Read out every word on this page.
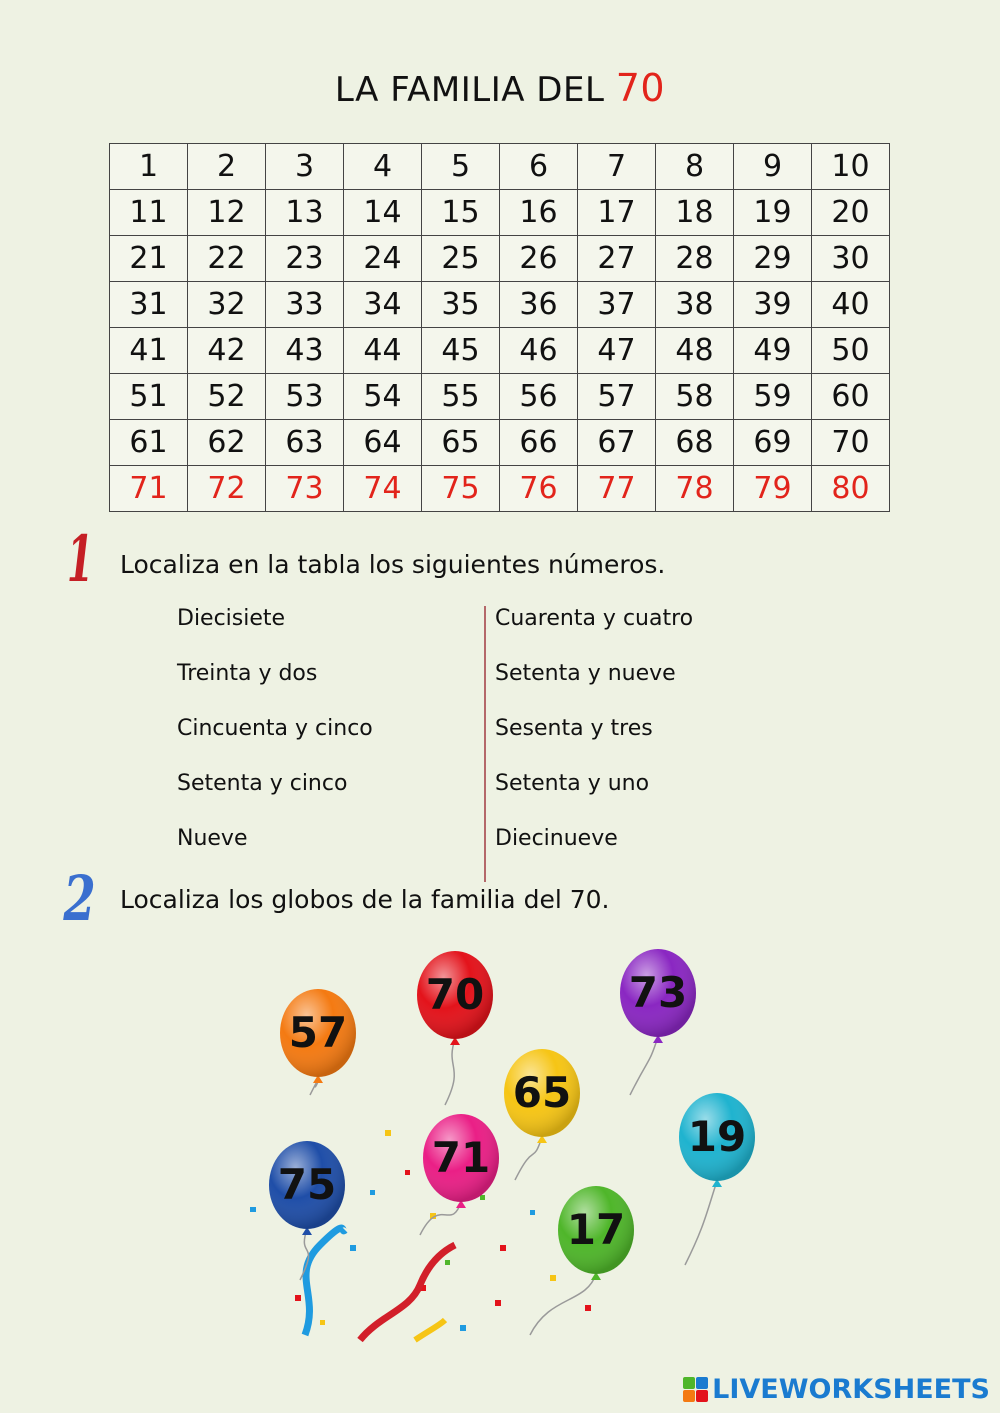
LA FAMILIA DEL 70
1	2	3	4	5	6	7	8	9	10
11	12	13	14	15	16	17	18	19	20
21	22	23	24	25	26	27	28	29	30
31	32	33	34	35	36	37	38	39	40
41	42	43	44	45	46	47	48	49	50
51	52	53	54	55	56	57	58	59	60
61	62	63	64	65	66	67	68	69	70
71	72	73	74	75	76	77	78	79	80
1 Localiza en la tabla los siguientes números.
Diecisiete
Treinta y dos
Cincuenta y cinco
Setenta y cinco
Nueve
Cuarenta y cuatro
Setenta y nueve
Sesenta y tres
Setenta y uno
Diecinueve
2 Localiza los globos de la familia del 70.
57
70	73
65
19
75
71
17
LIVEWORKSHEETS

Short exercise
Can you restate all the records above word for word while dropping the pictures?

Solved problem
Read out every word on this page.
LA FAMILIA DEL 70
1	2	3	4	5	6	7	8	9	10
11	12	13	14	15	16	17	18	19	20
21	22	23	24	25	26	27	28	29	30
31	32	33	34	35	36	37	38	39	40
41	42	43	44	45	46	47	48	49	50
51	52	53	54	55	56	57	58	59	60
61	62	63	64	65	66	67	68	69	70
71	72	73	74	75	76	77	78	79	80
1 Localiza en la tabla los siguientes números.
Diecisiete
Treinta y dos
Cincuenta y cinco
Setenta y cinco
Nueve
Cuarenta y cuatro
Setenta y nueve
Sesenta y tres
Setenta y uno
Diecinueve
2 Localiza los globos de la familia del 70.
57
70	73
65
19
75
71
17
LIVEWORKSHEETS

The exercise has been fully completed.